▸ THE EXERCISE
Copy out the listing below word for word, beginning with its first line and continuing through the line containing "The mode dial 13 is at (311, 205).".

Entries from a dataset

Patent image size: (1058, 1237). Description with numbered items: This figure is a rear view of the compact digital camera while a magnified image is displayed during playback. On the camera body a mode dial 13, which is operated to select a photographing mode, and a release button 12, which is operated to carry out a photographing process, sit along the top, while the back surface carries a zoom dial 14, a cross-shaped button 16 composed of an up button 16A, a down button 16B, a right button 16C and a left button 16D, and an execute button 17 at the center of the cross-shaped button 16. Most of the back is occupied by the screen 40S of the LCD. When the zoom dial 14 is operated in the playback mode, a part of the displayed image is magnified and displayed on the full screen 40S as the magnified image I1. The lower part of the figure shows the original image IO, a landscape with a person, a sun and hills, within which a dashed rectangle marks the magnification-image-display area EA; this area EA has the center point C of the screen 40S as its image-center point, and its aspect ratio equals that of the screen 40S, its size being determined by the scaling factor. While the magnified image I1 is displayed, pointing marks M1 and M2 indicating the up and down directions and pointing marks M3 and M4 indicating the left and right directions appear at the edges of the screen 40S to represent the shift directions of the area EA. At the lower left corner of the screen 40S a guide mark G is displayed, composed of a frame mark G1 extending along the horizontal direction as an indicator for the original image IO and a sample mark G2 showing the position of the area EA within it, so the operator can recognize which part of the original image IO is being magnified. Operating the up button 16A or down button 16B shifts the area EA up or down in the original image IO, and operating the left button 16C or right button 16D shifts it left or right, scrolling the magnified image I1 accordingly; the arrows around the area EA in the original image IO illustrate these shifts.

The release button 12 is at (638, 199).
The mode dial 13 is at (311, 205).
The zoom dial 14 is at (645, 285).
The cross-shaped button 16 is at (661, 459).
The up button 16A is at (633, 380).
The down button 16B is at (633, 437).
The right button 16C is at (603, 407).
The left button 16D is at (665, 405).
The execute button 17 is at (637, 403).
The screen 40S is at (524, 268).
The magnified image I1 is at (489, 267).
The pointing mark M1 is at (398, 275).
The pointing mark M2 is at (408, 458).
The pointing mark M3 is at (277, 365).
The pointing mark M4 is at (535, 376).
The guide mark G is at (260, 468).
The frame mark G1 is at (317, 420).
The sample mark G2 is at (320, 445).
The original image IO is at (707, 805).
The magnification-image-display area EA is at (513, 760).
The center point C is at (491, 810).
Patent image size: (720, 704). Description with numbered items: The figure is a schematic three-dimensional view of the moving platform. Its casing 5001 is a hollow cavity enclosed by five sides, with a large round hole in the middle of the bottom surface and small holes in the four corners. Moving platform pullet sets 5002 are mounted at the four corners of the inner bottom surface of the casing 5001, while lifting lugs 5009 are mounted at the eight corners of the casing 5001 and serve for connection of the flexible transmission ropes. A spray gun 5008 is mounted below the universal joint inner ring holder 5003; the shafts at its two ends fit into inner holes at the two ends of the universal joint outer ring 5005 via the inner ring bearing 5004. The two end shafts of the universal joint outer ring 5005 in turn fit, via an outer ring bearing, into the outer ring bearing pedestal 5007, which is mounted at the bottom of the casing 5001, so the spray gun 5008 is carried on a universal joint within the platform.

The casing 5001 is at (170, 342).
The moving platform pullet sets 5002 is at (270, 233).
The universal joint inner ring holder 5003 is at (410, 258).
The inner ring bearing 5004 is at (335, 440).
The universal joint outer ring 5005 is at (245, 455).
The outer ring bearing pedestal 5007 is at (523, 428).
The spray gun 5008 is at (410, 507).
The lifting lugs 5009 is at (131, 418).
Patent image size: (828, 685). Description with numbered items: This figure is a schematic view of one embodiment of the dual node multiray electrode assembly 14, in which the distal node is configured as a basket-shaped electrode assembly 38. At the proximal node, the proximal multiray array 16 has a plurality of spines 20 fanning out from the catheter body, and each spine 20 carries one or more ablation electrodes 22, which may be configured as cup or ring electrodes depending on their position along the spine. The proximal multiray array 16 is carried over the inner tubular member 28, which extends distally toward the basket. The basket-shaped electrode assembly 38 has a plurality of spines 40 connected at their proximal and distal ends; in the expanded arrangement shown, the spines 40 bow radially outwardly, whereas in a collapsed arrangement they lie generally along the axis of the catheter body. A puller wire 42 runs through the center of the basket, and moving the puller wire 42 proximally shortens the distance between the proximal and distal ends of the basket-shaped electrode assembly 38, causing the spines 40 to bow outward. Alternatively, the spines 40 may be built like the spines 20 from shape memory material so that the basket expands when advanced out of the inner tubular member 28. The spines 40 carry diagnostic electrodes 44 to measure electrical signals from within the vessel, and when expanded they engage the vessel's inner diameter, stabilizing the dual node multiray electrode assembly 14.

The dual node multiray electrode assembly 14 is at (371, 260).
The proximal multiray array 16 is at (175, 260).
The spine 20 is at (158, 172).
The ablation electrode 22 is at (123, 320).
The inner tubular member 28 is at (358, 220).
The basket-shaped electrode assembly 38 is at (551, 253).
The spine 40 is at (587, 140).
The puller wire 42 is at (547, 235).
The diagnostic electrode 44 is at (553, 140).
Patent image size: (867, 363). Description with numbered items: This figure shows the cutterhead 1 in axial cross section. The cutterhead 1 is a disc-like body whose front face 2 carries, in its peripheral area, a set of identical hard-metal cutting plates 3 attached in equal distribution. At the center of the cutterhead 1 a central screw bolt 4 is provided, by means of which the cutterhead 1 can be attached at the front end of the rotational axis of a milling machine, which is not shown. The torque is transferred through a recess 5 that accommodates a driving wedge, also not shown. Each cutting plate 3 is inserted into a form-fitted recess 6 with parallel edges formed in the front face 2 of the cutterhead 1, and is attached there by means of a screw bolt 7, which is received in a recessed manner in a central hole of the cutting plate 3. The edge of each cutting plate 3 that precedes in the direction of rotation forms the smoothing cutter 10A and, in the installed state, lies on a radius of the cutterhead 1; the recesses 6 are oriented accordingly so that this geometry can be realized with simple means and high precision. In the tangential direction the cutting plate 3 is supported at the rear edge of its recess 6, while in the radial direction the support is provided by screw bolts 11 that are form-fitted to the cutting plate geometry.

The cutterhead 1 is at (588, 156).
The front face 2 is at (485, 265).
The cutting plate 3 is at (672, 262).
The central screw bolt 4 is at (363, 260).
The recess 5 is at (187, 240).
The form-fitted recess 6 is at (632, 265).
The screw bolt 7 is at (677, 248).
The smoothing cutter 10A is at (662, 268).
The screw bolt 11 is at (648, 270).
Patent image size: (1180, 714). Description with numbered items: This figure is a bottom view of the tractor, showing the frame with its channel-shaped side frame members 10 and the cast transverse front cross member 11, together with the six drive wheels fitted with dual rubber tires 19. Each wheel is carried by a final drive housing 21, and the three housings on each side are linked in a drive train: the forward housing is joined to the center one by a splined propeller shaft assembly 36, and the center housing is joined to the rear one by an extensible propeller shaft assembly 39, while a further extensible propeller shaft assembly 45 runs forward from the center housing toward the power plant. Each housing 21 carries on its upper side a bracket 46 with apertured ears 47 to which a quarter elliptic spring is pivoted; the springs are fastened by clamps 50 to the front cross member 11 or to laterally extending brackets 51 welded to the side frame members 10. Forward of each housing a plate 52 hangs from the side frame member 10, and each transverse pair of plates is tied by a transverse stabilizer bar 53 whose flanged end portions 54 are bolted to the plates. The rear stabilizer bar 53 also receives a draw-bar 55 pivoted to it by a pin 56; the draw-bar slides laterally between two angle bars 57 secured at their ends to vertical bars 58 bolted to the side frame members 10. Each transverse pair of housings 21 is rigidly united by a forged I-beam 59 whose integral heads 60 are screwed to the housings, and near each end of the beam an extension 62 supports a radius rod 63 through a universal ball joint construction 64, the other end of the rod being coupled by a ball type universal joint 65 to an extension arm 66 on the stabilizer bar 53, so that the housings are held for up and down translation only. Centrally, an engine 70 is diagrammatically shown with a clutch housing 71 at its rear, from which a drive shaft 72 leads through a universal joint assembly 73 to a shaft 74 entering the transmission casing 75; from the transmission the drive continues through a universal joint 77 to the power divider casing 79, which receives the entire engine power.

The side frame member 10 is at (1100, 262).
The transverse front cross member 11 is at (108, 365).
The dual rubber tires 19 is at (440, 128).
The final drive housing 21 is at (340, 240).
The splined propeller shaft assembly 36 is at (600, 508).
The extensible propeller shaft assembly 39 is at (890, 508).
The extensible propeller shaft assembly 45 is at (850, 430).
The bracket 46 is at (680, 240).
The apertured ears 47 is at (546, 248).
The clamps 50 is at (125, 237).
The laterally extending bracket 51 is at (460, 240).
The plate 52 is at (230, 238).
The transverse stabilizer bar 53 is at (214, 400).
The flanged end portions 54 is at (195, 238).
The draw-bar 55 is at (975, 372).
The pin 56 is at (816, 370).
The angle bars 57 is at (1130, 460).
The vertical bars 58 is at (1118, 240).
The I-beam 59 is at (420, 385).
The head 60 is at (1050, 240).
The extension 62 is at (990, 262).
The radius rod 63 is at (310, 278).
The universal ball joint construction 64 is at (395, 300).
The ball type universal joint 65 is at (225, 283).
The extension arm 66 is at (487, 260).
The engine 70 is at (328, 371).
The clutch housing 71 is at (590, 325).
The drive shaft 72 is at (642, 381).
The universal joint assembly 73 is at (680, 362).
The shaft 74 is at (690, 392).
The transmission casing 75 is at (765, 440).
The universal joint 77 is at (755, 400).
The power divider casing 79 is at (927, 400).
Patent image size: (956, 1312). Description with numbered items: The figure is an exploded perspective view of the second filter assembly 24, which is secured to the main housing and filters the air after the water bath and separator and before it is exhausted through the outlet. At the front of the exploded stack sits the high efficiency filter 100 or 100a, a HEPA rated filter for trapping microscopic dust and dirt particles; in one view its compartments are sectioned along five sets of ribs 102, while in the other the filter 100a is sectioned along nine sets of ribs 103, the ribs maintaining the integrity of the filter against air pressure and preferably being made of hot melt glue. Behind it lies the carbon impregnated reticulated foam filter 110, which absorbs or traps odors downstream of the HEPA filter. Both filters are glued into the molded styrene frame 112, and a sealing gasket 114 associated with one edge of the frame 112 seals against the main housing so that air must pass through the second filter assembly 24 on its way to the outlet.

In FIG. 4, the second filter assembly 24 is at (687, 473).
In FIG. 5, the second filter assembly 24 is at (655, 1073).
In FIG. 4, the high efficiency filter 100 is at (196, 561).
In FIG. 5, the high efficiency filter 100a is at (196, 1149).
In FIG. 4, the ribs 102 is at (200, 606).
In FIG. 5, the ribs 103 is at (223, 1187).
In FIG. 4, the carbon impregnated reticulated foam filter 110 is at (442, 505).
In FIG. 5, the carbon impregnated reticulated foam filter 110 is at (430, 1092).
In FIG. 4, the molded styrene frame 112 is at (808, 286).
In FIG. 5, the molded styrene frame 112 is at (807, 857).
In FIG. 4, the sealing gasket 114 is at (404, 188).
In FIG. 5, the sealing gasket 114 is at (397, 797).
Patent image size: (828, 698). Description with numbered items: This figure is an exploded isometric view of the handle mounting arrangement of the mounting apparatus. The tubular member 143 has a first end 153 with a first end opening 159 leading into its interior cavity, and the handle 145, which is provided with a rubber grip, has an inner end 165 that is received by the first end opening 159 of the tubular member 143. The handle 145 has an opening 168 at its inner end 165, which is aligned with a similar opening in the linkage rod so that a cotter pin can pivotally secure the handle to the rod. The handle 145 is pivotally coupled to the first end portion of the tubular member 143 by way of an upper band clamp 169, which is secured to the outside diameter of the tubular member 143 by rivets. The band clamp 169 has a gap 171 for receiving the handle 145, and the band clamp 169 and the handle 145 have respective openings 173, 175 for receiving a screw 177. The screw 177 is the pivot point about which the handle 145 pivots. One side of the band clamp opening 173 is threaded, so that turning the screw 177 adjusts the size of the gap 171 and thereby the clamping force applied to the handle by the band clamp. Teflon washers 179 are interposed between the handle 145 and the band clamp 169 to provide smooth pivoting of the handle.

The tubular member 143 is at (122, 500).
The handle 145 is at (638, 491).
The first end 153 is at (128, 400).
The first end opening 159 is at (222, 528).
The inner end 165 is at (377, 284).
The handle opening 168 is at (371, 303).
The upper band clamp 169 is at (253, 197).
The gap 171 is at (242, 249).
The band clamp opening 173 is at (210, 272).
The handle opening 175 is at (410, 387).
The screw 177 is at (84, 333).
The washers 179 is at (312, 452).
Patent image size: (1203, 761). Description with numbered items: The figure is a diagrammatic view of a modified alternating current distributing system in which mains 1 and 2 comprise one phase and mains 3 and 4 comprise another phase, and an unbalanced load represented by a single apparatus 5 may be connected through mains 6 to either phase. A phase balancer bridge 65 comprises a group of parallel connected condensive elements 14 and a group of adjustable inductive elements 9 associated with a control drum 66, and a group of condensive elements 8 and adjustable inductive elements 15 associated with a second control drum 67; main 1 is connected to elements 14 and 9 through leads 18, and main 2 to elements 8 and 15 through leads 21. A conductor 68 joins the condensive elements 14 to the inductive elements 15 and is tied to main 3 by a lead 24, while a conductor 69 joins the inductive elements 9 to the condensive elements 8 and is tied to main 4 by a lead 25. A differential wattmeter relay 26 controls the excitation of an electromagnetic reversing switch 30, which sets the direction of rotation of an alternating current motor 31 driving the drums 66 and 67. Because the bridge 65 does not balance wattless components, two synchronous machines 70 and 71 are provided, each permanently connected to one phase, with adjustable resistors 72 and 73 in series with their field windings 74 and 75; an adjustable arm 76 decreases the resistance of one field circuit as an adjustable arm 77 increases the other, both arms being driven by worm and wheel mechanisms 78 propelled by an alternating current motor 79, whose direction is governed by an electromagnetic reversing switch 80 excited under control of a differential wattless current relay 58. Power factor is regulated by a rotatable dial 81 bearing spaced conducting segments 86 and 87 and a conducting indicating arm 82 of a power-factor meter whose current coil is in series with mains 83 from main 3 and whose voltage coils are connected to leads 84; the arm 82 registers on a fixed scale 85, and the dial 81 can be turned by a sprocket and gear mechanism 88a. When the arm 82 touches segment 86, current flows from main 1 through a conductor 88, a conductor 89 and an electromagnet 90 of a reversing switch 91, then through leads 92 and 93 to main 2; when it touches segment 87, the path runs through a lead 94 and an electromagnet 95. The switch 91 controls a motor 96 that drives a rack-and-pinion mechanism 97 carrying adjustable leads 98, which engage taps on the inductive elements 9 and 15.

▸ TASK OUTPUT
Patent image size: (1058, 1237). Description with numbered items: This figure is a rear view of the compact digital camera while a magnified image is displayed during playback. On the camera body a mode dial 13, which is operated to select a photographing mode, and a release button 12, which is operated to carry out a photographing process, sit along the top, while the back surface carries a zoom dial 14, a cross-shaped button 16 composed of an up button 16A, a down button 16B, a right button 16C and a left button 16D, and an execute button 17 at the center of the cross-shaped button 16. Most of the back is occupied by the screen 40S of the LCD. When the zoom dial 14 is operated in the playback mode, a part of the displayed image is magnified and displayed on the full screen 40S as the magnified image I1. The lower part of the figure shows the original image IO, a landscape with a person, a sun and hills, within which a dashed rectangle marks the magnification-image-display area EA; this area EA has the center point C of the screen 40S as its image-center point, and its aspect ratio equals that of the screen 40S, its size being determined by the scaling factor. While the magnified image I1 is displayed, pointing marks M1 and M2 indicating the up and down directions and pointing marks M3 and M4 indicating the left and right directions appear at the edges of the screen 40S to represent the shift directions of the area EA. At the lower left corner of the screen 40S a guide mark G is displayed, composed of a frame mark G1 extending along the horizontal direction as an indicator for the original image IO and a sample mark G2 showing the position of the area EA within it, so the operator can recognize which part of the original image IO is being magnified. Operating the up button 16A or down button 16B shifts the area EA up or down in the original image IO, and operating the left button 16C or right button 16D shifts it left or right, scrolling the magnified image I1 accordingly; the arrows around the area EA in the original image IO illustrate these shifts.

The release button 12 is at (638, 199).
The mode dial 13 is at (311, 205).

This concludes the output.